WHAT YOU SHOULD DO:
Turn everything from the line containing "Where is each" down to the line containing "Text: $R_L/R = 0.05$: $R_L/R", both included, into a numbered list with blank lines omitted. Include only those lines in your answer and leave out the pictures.

DATASET EXCERPTS:
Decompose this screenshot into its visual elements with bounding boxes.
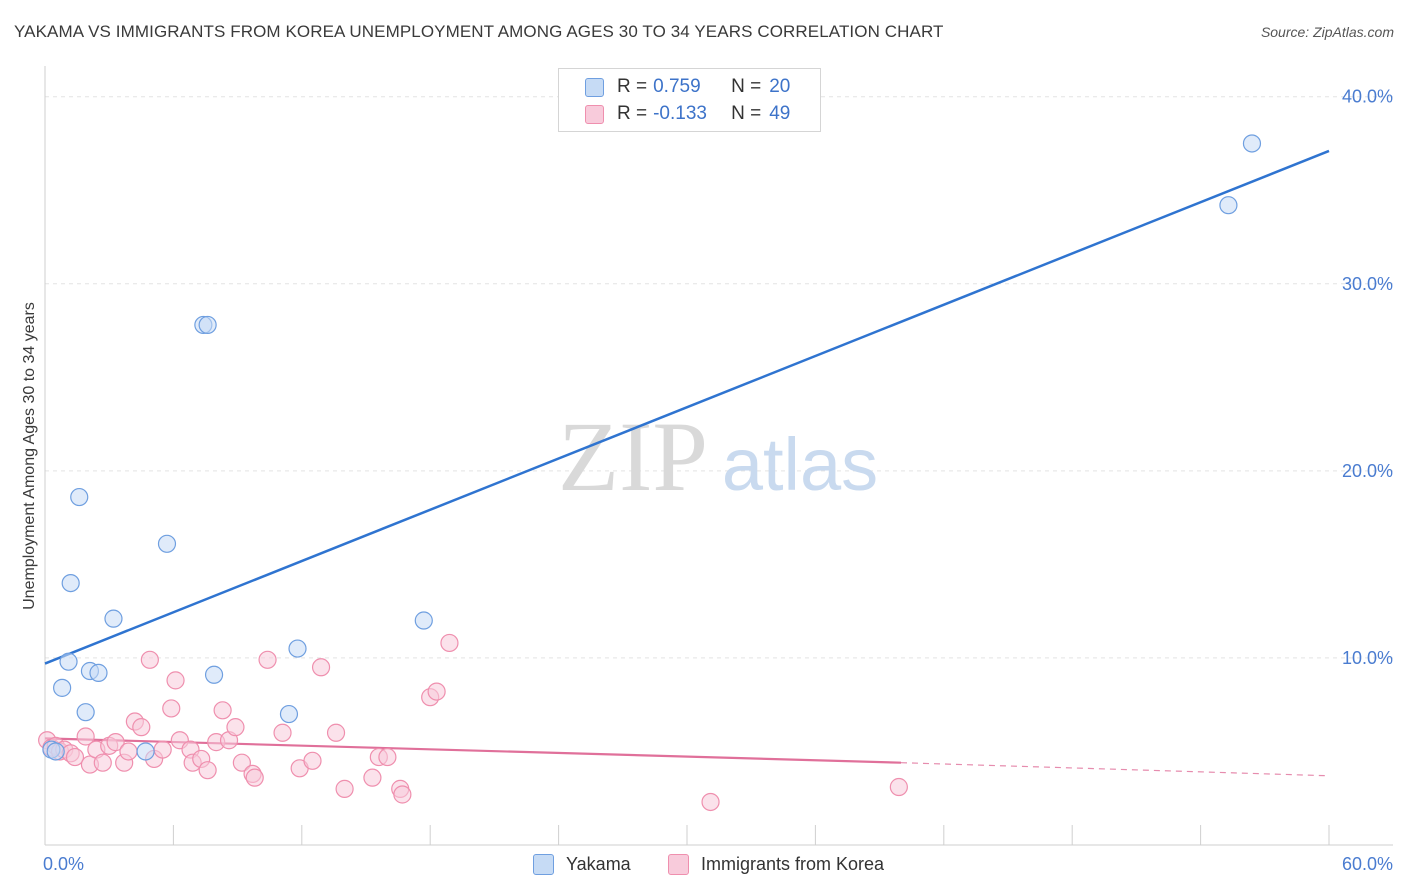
--
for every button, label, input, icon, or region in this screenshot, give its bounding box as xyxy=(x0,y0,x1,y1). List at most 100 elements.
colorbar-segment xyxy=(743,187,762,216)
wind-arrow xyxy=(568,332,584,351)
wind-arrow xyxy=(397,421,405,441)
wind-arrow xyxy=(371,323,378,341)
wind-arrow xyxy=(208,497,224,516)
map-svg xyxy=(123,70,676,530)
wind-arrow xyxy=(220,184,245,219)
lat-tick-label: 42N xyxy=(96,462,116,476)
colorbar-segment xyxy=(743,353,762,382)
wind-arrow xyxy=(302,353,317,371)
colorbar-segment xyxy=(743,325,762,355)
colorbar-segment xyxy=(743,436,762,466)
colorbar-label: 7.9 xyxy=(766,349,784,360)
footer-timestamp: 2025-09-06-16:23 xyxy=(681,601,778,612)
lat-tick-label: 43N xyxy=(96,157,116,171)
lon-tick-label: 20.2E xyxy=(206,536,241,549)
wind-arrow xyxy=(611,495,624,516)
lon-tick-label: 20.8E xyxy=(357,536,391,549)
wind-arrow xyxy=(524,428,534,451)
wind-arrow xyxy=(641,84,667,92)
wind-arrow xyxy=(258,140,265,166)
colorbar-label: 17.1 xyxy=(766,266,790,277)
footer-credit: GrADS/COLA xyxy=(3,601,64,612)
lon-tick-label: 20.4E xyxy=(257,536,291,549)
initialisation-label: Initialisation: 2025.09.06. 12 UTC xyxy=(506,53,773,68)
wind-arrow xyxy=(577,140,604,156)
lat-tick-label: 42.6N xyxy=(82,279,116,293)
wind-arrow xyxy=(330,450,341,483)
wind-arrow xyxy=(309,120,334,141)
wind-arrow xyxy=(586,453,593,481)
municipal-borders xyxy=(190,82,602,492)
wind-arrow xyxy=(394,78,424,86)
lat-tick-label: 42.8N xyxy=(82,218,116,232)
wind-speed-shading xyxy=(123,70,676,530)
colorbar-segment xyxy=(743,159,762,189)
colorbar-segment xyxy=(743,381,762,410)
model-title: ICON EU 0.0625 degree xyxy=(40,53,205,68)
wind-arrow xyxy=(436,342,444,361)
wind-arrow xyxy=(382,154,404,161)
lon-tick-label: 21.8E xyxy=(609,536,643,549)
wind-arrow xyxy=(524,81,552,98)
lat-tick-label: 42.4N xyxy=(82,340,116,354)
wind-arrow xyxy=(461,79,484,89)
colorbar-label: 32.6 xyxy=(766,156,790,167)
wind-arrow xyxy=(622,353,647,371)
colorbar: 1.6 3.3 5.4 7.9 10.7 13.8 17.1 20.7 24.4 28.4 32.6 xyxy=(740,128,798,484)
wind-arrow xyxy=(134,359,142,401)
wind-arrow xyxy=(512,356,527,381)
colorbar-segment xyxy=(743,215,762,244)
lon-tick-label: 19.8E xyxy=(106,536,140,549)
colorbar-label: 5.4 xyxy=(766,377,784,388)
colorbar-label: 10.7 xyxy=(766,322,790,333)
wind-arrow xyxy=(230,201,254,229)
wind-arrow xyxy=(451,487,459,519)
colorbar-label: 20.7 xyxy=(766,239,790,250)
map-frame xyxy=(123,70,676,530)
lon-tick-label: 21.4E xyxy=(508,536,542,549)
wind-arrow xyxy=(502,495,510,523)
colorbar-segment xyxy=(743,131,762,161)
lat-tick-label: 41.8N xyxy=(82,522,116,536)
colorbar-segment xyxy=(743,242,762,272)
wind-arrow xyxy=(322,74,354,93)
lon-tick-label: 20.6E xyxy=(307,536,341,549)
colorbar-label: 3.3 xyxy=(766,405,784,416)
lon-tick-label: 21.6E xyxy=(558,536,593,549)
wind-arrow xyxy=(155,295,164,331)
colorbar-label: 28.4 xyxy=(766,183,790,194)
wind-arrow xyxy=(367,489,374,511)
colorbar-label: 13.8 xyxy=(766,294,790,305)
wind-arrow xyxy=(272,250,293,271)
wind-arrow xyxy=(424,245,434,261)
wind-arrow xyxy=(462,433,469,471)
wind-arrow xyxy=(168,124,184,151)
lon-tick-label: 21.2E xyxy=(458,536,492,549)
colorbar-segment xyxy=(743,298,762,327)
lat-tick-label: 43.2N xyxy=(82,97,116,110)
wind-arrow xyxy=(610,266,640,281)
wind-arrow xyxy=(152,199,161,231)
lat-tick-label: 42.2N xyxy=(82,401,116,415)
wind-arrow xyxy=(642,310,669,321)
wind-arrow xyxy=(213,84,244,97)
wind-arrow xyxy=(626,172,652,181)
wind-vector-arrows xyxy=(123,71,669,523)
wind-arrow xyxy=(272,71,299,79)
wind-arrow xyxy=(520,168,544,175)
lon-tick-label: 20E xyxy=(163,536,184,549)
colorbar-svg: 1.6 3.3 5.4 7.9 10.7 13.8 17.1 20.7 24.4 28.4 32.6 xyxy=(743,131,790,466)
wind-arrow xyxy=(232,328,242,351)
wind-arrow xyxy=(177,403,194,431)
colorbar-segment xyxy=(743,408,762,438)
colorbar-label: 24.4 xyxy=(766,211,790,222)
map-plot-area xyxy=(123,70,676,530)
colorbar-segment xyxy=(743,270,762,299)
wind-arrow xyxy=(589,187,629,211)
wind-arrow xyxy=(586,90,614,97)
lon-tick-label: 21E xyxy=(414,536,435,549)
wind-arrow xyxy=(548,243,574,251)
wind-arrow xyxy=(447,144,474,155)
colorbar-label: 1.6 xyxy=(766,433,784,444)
...
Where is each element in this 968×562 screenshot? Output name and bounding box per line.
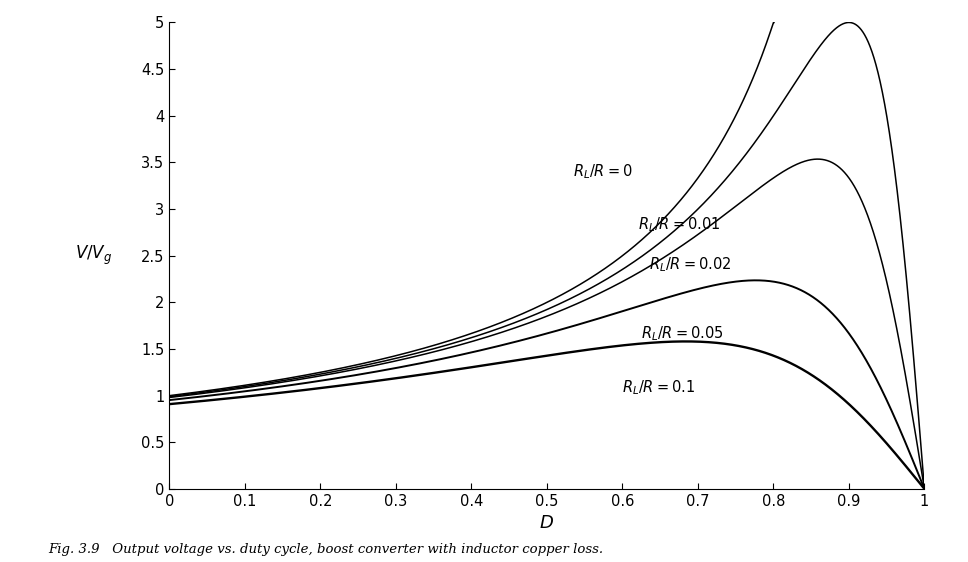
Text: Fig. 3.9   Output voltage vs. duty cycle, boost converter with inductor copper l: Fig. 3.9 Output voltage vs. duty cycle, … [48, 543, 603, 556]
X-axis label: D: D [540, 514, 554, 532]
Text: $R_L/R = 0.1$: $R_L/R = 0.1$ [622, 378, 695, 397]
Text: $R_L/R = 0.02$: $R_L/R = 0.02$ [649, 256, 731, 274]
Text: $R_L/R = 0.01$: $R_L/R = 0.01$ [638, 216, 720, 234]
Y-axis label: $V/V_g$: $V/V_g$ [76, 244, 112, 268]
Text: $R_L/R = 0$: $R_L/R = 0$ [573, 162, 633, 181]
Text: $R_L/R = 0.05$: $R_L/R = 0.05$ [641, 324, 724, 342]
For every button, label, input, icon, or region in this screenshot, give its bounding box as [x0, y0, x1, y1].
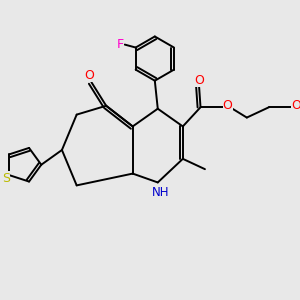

SOLUTION FOR THIS TASK:
1. Where is each element in this 968×562 screenshot? Output name and bounding box per line.
2. Text: Fig. 3.9   Output voltage vs. duty cycle, boost converter with inductor copper l: Fig. 3.9 Output voltage vs. duty cycle, … [48, 543, 603, 556]
3. X-axis label: D: D [540, 514, 554, 532]
4. Text: $R_L/R = 0.1$: $R_L/R = 0.1$ [622, 378, 695, 397]
5. Text: $R_L/R = 0.02$: $R_L/R = 0.02$ [649, 256, 731, 274]
6. Text: $R_L/R = 0.01$: $R_L/R = 0.01$ [638, 216, 720, 234]
7. Y-axis label: $V/V_g$: $V/V_g$ [76, 244, 112, 268]
8. Text: $R_L/R = 0$: $R_L/R = 0$ [573, 162, 633, 181]
9. Text: $R_L/R = 0.05$: $R_L/R = 0.05$ [641, 324, 724, 342]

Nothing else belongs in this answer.